───── Input

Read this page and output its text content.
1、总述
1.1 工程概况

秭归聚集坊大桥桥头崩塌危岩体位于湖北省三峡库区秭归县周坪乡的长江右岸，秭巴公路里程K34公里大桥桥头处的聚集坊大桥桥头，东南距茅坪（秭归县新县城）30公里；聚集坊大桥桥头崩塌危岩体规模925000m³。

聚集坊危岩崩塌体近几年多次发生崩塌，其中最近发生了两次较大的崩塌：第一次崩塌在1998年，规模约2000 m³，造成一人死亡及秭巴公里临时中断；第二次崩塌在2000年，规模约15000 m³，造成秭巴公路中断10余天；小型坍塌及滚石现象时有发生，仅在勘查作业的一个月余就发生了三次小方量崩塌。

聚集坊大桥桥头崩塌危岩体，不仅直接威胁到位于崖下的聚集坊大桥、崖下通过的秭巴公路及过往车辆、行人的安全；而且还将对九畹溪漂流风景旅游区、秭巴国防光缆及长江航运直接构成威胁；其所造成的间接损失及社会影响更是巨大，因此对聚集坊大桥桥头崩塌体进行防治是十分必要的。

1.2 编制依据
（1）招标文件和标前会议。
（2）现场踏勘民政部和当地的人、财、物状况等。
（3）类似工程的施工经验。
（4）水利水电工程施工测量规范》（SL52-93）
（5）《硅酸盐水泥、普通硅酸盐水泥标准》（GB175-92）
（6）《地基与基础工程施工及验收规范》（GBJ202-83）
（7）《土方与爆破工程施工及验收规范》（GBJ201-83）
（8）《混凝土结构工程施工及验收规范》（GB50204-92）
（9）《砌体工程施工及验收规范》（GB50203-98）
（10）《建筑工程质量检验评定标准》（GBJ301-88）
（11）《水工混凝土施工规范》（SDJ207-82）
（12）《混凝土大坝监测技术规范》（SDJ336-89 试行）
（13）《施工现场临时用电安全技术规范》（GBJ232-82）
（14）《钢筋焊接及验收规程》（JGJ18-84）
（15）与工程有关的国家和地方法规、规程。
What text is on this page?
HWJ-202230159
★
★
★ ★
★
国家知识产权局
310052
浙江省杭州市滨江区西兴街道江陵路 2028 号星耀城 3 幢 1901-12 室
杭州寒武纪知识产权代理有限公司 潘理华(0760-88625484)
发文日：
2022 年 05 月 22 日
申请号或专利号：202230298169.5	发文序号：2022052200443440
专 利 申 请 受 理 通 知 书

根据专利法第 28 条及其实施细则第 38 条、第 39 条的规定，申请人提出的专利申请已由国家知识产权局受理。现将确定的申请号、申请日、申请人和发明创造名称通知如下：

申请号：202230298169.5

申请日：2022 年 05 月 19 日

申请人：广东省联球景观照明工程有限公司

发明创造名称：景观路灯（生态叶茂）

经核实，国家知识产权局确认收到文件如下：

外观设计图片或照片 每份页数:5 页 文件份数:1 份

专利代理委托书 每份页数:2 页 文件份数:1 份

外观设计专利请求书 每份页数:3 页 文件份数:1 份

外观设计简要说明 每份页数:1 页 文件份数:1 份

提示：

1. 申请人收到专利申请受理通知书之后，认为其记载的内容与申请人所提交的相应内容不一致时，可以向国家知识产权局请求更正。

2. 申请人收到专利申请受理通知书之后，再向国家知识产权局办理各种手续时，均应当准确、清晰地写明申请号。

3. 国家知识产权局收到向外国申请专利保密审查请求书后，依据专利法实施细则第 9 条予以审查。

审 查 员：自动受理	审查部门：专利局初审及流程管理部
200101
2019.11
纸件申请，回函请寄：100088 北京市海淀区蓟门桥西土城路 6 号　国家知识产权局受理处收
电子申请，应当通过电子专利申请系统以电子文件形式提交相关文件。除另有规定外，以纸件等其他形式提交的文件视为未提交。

──────────

Objective
Looking at the records above, work out how many lines include the word "每份页数", then give that number by itself.

Answer to this exercise
4